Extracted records
====
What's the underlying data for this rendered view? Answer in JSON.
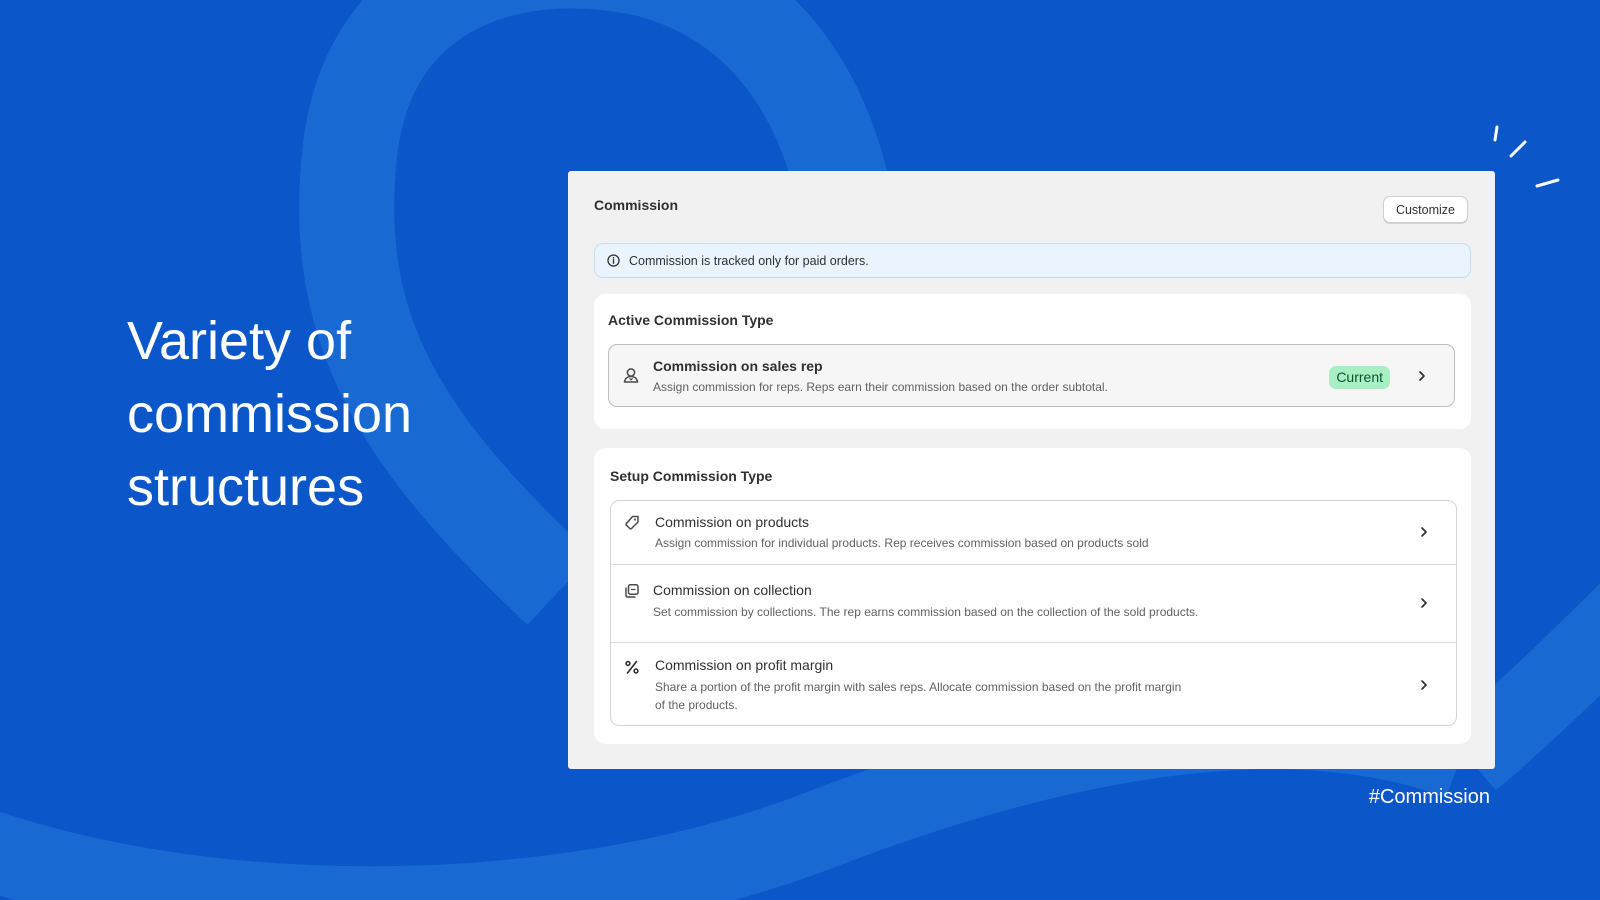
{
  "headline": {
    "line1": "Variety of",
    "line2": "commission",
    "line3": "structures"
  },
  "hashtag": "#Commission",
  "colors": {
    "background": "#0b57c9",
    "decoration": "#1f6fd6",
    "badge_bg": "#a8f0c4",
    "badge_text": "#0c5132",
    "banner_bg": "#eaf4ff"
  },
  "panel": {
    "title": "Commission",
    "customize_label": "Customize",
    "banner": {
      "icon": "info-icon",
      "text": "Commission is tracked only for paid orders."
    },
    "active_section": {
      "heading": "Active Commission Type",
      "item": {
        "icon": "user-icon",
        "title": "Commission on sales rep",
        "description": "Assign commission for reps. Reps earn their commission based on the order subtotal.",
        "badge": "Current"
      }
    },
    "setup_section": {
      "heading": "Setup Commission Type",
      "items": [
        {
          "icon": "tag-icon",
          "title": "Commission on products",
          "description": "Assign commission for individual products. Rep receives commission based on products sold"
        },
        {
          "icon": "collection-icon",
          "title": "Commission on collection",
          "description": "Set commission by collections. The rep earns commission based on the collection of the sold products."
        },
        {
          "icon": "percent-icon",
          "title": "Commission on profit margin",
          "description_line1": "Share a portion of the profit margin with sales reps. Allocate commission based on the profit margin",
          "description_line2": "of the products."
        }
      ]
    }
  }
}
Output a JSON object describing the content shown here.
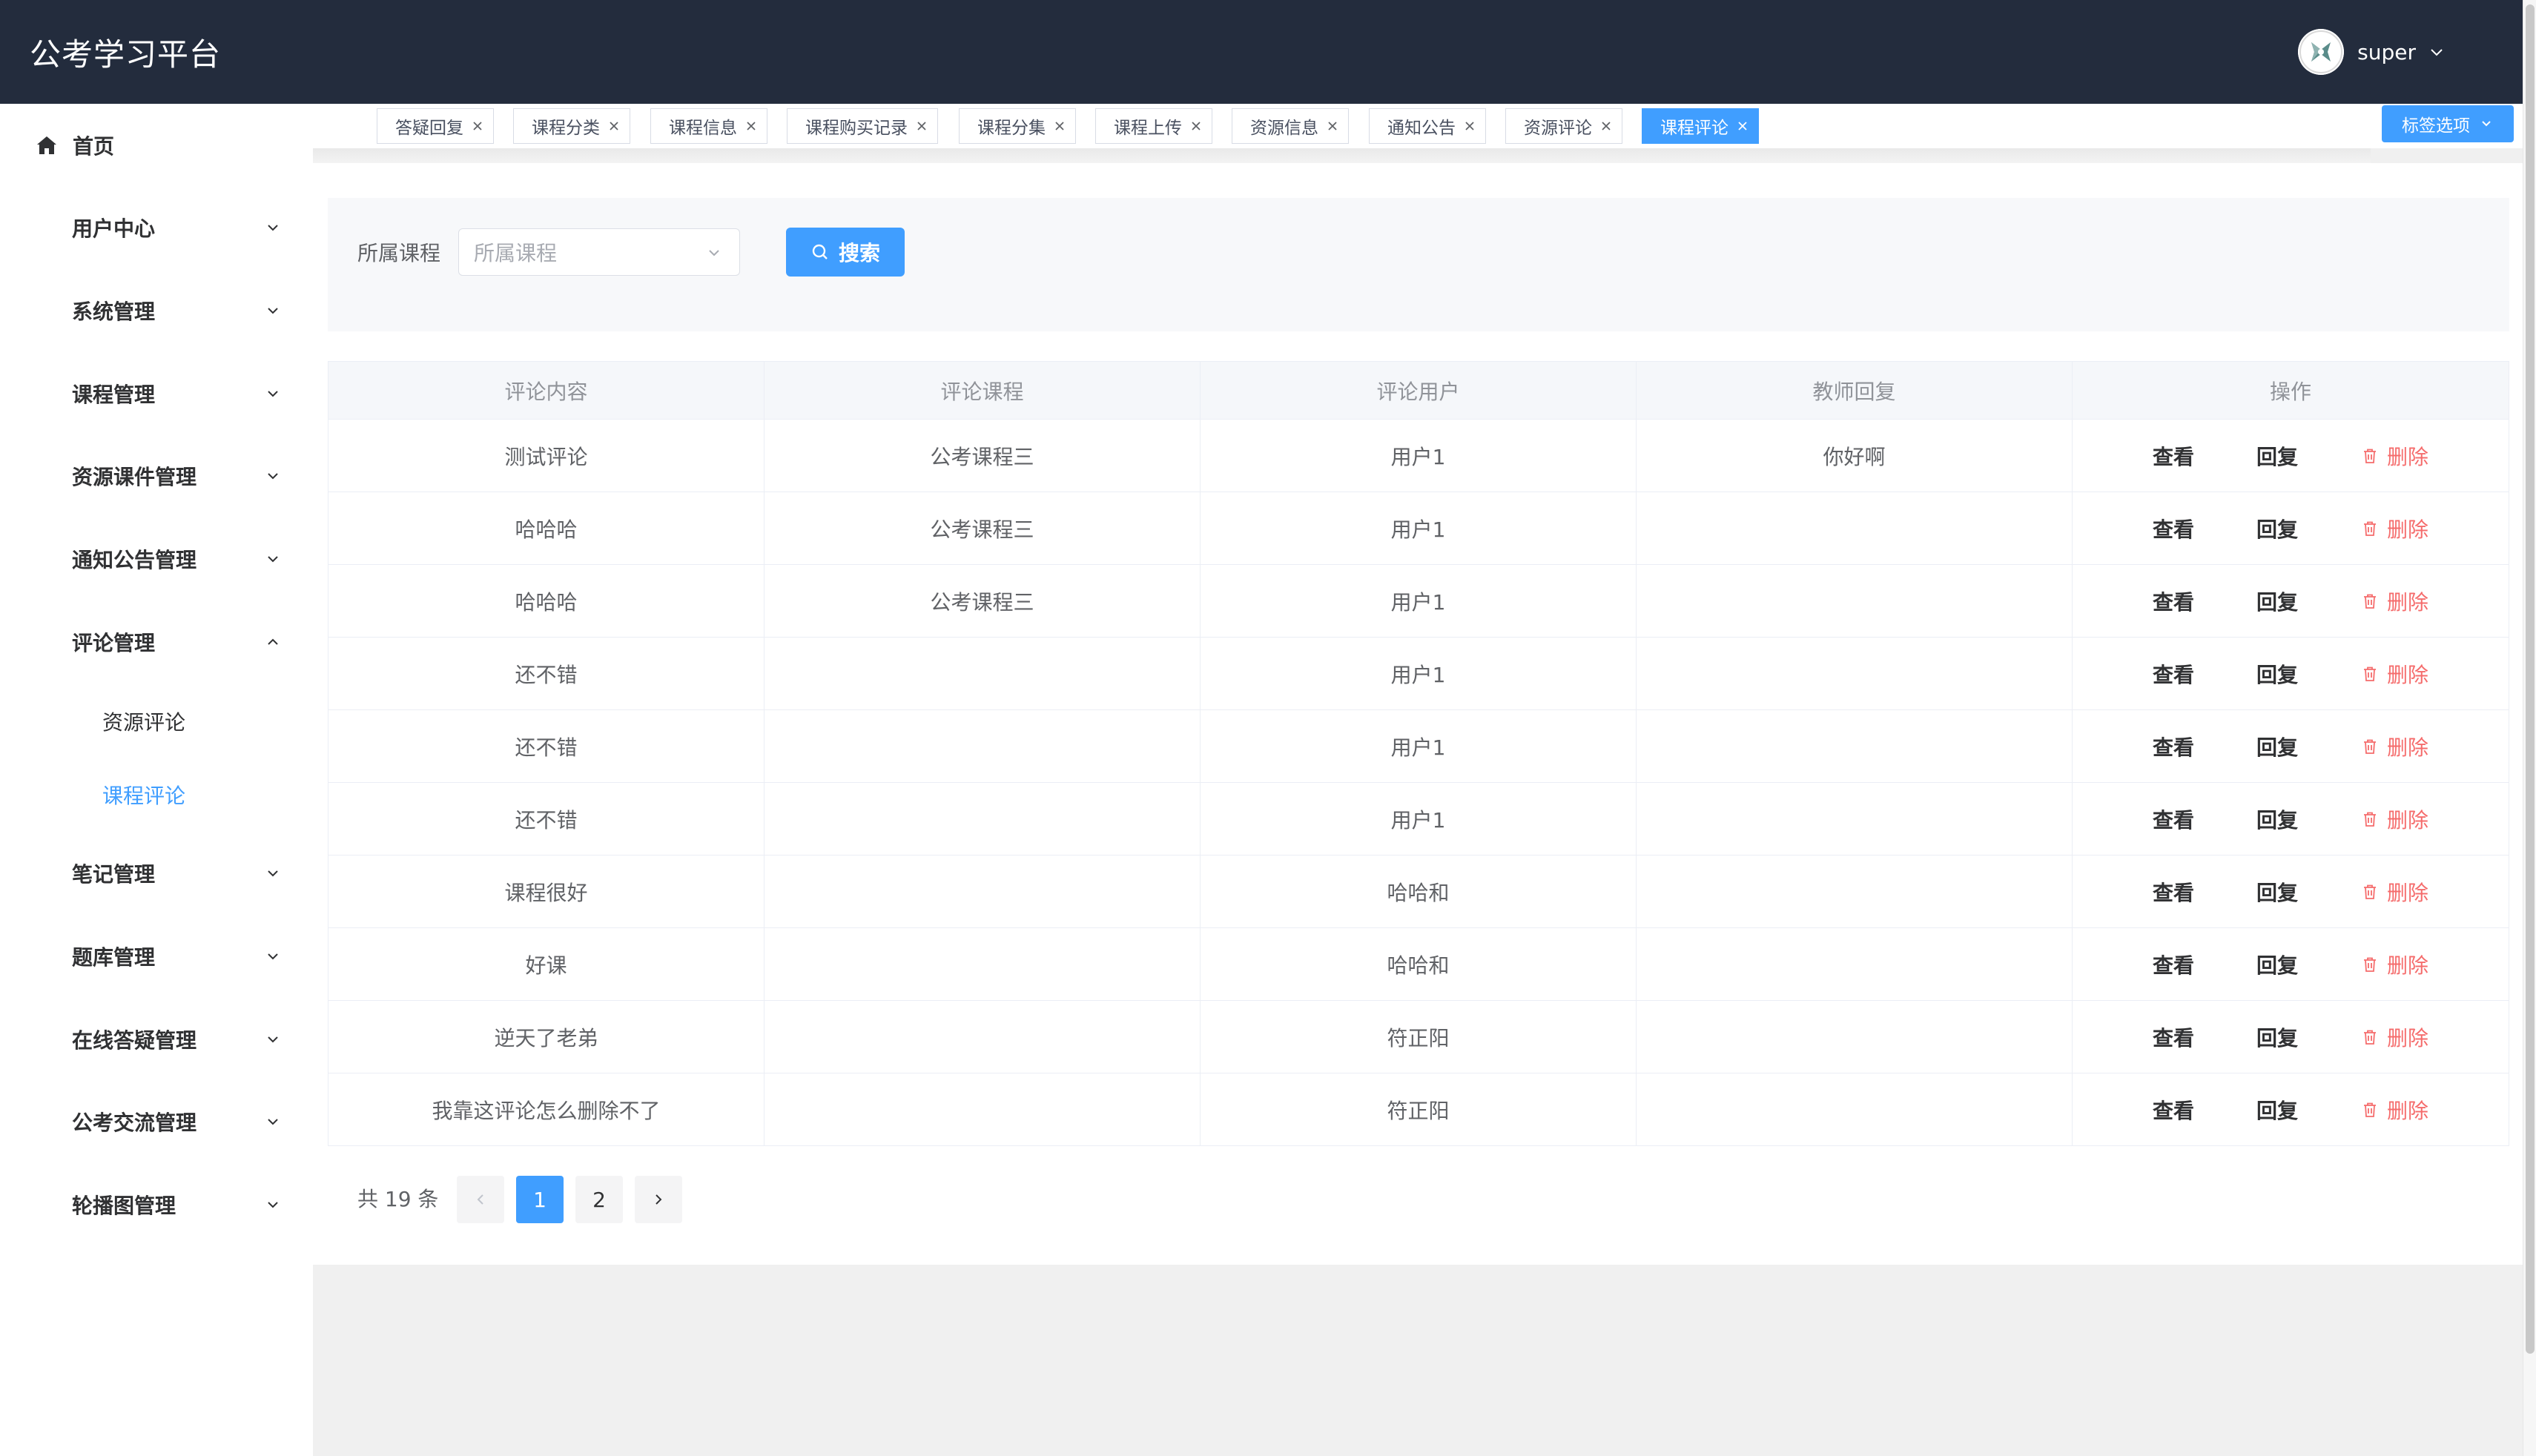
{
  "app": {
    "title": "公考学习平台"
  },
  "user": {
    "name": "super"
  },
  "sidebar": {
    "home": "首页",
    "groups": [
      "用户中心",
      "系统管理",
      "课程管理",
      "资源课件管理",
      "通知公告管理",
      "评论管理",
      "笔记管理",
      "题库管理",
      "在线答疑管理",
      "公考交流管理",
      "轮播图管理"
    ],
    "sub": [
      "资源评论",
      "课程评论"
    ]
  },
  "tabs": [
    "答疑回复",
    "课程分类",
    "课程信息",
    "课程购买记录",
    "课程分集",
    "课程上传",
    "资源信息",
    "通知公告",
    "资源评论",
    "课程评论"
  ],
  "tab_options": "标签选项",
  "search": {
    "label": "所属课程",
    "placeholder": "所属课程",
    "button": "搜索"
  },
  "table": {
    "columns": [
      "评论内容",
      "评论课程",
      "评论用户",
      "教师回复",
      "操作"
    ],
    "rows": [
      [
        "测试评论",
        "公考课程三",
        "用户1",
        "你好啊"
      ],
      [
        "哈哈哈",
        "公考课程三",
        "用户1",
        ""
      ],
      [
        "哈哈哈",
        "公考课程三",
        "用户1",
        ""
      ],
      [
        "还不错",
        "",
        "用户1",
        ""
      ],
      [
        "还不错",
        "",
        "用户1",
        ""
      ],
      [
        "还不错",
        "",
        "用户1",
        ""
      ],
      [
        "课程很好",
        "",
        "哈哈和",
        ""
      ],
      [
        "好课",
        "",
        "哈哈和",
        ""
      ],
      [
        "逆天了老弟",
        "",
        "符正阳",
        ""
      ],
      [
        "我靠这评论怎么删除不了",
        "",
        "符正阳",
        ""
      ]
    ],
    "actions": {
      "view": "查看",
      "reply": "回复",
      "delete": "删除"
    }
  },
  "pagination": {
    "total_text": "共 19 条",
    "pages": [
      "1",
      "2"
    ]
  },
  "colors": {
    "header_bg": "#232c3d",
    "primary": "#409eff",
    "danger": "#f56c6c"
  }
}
====
◆ **WHAT YOU SHOULD DO**:
Pictures are excluded; copy every other part of the records exactly.

◆ **SOLUTION FOR THIS PROBLEM**:
What's the underlying data for this rendered view? Answer in JSON.
{
  "headline": {
    "line1": "Variety of",
    "line2": "commission",
    "line3": "structures"
  },
  "hashtag": "#Commission",
  "colors": {
    "background": "#0b57c9",
    "decoration": "#1f6fd6",
    "badge_bg": "#a8f0c4",
    "badge_text": "#0c5132",
    "banner_bg": "#eaf4ff"
  },
  "panel": {
    "title": "Commission",
    "customize_label": "Customize",
    "banner": {
      "icon": "info-icon",
      "text": "Commission is tracked only for paid orders."
    },
    "active_section": {
      "heading": "Active Commission Type",
      "item": {
        "icon": "user-icon",
        "title": "Commission on sales rep",
        "description": "Assign commission for reps. Reps earn their commission based on the order subtotal.",
        "badge": "Current"
      }
    },
    "setup_section": {
      "heading": "Setup Commission Type",
      "items": [
        {
          "icon": "tag-icon",
          "title": "Commission on products",
          "description": "Assign commission for individual products. Rep receives commission based on products sold"
        },
        {
          "icon": "collection-icon",
          "title": "Commission on collection",
          "description": "Set commission by collections. The rep earns commission based on the collection of the sold products."
        },
        {
          "icon": "percent-icon",
          "title": "Commission on profit margin",
          "description_line1": "Share a portion of the profit margin with sales reps. Allocate commission based on the profit margin",
          "description_line2": "of the products."
        }
      ]
    }
  }
}
Output a JSON object describing the content shown here.
{
  "app": {
    "title": "公考学习平台"
  },
  "user": {
    "name": "super"
  },
  "sidebar": {
    "home": "首页",
    "groups": [
      "用户中心",
      "系统管理",
      "课程管理",
      "资源课件管理",
      "通知公告管理",
      "评论管理",
      "笔记管理",
      "题库管理",
      "在线答疑管理",
      "公考交流管理",
      "轮播图管理"
    ],
    "sub": [
      "资源评论",
      "课程评论"
    ]
  },
  "tabs": [
    "答疑回复",
    "课程分类",
    "课程信息",
    "课程购买记录",
    "课程分集",
    "课程上传",
    "资源信息",
    "通知公告",
    "资源评论",
    "课程评论"
  ],
  "tab_options": "标签选项",
  "search": {
    "label": "所属课程",
    "placeholder": "所属课程",
    "button": "搜索"
  },
  "table": {
    "columns": [
      "评论内容",
      "评论课程",
      "评论用户",
      "教师回复",
      "操作"
    ],
    "rows": [
      [
        "测试评论",
        "公考课程三",
        "用户1",
        "你好啊"
      ],
      [
        "哈哈哈",
        "公考课程三",
        "用户1",
        ""
      ],
      [
        "哈哈哈",
        "公考课程三",
        "用户1",
        ""
      ],
      [
        "还不错",
        "",
        "用户1",
        ""
      ],
      [
        "还不错",
        "",
        "用户1",
        ""
      ],
      [
        "还不错",
        "",
        "用户1",
        ""
      ],
      [
        "课程很好",
        "",
        "哈哈和",
        ""
      ],
      [
        "好课",
        "",
        "哈哈和",
        ""
      ],
      [
        "逆天了老弟",
        "",
        "符正阳",
        ""
      ],
      [
        "我靠这评论怎么删除不了",
        "",
        "符正阳",
        ""
      ]
    ],
    "actions": {
      "view": "查看",
      "reply": "回复",
      "delete": "删除"
    }
  },
  "pagination": {
    "total_text": "共 19 条",
    "pages": [
      "1",
      "2"
    ]
  },
  "colors": {
    "header_bg": "#232c3d",
    "primary": "#409eff",
    "danger": "#f56c6c"
  }
}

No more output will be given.